▸ **Your instructions**
Reproduce exactly the line in which "Serialize everything readable" occurs and all the lines after it, ending with the last line.

▸ **Rows from a figure dataset**
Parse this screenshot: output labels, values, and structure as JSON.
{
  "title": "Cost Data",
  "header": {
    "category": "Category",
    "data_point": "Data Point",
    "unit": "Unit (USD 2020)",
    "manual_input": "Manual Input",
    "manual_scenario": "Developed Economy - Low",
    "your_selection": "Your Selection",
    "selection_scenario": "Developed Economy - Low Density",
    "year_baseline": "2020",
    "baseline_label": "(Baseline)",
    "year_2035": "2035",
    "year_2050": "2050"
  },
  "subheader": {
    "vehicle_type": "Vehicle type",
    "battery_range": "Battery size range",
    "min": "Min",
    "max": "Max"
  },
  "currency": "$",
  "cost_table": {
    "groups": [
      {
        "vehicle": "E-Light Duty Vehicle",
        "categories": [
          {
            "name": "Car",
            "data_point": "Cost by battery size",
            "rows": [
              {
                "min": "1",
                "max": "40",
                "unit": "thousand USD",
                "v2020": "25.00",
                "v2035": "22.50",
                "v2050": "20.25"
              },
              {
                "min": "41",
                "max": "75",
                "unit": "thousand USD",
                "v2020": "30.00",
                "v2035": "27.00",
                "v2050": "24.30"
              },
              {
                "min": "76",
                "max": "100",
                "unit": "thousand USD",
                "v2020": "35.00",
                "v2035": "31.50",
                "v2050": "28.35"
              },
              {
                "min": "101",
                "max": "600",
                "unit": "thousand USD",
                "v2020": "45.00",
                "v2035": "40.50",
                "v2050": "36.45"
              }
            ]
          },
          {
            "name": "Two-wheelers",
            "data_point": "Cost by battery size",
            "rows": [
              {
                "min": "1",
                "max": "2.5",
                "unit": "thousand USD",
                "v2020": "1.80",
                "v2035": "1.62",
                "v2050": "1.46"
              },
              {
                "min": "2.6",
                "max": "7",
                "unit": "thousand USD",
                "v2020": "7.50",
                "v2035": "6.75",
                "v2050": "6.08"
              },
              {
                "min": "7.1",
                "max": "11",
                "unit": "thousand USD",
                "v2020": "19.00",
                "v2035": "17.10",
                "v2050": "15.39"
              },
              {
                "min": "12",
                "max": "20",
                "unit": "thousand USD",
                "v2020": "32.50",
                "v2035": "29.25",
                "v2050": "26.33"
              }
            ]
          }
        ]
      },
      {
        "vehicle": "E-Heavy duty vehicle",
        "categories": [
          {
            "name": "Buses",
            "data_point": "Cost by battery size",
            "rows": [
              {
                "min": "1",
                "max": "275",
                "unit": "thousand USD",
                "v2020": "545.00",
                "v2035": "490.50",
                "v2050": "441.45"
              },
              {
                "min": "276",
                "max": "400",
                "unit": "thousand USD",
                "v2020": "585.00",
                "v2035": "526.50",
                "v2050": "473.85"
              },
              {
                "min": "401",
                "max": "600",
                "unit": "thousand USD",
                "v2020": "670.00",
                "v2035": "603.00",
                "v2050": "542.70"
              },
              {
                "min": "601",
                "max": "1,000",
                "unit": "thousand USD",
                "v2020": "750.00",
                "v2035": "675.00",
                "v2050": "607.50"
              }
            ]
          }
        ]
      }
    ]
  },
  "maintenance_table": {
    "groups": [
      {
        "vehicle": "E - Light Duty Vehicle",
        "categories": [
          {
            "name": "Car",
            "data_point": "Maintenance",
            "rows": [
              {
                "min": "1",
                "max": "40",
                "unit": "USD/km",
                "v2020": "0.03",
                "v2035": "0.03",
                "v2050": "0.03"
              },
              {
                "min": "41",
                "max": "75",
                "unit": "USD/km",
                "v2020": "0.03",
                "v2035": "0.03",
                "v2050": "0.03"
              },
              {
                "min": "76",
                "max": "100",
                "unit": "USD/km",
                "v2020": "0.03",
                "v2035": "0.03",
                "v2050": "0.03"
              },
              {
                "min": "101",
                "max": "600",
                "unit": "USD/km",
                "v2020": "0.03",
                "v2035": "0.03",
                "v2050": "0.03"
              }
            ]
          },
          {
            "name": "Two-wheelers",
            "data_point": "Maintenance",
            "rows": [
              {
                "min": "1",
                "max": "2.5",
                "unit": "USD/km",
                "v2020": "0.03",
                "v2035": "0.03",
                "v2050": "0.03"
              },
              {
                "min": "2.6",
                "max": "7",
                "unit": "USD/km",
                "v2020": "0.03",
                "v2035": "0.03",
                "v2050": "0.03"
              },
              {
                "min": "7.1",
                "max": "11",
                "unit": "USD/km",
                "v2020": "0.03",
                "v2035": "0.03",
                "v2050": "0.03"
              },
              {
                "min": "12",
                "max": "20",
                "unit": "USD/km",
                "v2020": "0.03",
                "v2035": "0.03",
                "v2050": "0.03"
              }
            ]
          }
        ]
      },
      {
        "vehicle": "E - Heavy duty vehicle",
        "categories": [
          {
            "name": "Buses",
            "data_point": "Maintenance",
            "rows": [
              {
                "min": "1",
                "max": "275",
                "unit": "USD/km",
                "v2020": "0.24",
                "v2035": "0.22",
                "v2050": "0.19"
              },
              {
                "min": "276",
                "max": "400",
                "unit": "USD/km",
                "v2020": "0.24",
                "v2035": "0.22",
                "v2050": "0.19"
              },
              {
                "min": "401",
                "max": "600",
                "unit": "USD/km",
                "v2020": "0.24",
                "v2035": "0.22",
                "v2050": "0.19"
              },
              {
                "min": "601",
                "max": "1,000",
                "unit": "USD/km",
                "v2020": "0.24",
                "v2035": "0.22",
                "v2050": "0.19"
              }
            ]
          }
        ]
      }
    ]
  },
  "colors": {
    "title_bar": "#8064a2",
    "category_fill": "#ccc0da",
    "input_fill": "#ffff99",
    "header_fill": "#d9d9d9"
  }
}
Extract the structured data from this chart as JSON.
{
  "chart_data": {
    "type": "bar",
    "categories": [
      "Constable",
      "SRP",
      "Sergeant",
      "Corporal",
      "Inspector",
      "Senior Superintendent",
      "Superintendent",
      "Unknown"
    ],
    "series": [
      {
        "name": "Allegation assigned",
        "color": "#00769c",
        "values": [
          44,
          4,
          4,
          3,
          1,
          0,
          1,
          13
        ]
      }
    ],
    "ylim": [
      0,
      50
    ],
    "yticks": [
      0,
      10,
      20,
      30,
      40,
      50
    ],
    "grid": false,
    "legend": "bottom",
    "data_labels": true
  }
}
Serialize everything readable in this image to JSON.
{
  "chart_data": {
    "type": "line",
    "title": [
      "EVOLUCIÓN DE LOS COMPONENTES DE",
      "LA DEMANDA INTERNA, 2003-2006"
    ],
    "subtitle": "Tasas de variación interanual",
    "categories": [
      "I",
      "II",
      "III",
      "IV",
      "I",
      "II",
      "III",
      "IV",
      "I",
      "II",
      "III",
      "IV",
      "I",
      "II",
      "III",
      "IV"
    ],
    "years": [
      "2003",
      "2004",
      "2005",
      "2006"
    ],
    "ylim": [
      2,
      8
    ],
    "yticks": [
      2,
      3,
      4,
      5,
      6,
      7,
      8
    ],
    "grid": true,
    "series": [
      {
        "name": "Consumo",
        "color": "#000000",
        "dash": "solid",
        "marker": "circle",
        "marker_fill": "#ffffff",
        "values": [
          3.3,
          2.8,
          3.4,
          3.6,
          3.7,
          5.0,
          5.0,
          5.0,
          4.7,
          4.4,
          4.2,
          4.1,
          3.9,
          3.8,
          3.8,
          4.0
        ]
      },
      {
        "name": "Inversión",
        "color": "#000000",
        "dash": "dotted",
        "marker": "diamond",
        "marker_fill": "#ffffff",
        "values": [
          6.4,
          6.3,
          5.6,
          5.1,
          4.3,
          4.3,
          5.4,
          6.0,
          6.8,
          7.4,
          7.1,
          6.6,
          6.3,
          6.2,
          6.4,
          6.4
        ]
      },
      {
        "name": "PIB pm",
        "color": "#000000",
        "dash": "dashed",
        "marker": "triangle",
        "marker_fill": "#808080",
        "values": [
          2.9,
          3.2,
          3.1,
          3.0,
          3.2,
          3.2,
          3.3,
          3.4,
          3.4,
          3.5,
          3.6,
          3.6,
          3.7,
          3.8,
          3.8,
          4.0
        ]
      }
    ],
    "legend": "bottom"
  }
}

▸ **Task answer**
Serialize everything readable in this image to JSON.
{
  "chart_data": {
    "type": "line",
    "title": [
      "EVOLUCIÓN DE LOS COMPONENTES DE",
      "LA DEMANDA INTERNA, 2003-2006"
    ],
    "subtitle": "Tasas de variación interanual",
    "categories": [
      "I",
      "II",
      "III",
      "IV",
      "I",
      "II",
      "III",
      "IV",
      "I",
      "II",
      "III",
      "IV",
      "I",
      "II",
      "III",
      "IV"
    ],
    "years": [
      "2003",
      "2004",
      "2005",
      "2006"
    ],
    "ylim": [
      2,
      8
    ],
    "yticks": [
      2,
      3,
      4,
      5,
      6,
      7,
      8
    ],
    "grid": true,
    "series": [
      {
        "name": "Consumo",
        "color": "#000000",
        "dash": "solid",
        "marker": "circle",
        "marker_fill": "#ffffff",
        "values": [
          3.3,
          2.8,
          3.4,
          3.6,
          3.7,
          5.0,
          5.0,
          5.0,
          4.7,
          4.4,
          4.2,
          4.1,
          3.9,
          3.8,
          3.8,
          4.0
        ]
      },
      {
        "name": "Inversión",
        "color": "#000000",
        "dash": "dotted",
        "marker": "diamond",
        "marker_fill": "#ffffff",
        "values": [
          6.4,
          6.3,
          5.6,
          5.1,
          4.3,
          4.3,
          5.4,
          6.0,
          6.8,
          7.4,
          7.1,
          6.6,
          6.3,
          6.2,
          6.4,
          6.4
        ]
      },
      {
        "name": "PIB pm",
        "color": "#000000",
        "dash": "dashed",
        "marker": "triangle",
        "marker_fill": "#808080",
        "values": [
          2.9,
          3.2,
          3.1,
          3.0,
          3.2,
          3.2,
          3.3,
          3.4,
          3.4,
          3.5,
          3.6,
          3.6,
          3.7,
          3.8,
          3.8,
          4.0
        ]
      }
    ],
    "legend": "bottom"
  }
}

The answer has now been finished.